> [Stored data]
# # # # #
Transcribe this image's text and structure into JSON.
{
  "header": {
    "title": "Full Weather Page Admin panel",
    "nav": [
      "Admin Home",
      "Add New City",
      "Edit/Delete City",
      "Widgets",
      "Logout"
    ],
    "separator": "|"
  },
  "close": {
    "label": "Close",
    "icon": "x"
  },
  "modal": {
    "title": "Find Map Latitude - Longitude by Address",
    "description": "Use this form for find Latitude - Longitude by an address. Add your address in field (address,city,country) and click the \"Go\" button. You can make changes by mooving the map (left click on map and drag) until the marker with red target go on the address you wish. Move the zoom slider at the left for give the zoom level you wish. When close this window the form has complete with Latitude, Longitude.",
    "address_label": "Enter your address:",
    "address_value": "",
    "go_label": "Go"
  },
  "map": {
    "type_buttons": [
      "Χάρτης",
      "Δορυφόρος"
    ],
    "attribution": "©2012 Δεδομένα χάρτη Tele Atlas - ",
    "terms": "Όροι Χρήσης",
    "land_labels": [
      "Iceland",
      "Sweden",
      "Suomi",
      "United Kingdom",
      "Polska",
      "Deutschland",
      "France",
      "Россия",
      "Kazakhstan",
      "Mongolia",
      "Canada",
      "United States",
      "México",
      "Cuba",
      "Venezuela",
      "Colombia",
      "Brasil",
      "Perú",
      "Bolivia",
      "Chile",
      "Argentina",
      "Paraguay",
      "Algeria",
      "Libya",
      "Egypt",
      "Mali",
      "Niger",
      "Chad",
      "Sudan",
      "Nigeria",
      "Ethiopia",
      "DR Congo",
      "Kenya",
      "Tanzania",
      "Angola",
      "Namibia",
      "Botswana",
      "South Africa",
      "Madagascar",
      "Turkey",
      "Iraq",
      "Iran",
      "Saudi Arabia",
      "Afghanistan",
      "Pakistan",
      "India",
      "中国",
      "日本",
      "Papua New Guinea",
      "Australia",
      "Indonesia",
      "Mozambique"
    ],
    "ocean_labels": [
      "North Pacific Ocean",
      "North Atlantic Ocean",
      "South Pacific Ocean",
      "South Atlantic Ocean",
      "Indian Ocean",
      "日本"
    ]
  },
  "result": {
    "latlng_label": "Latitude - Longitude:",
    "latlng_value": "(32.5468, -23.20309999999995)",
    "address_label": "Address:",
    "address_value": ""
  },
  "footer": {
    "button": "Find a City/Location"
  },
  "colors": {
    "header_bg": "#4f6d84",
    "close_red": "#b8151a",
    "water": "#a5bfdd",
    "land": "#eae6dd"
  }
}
# # # # #
> [Exercise brief]
Identify and list each line with the word "Pacific".

> [Exercise solution]
      "North Pacific Ocean",
      "South Pacific Ocean",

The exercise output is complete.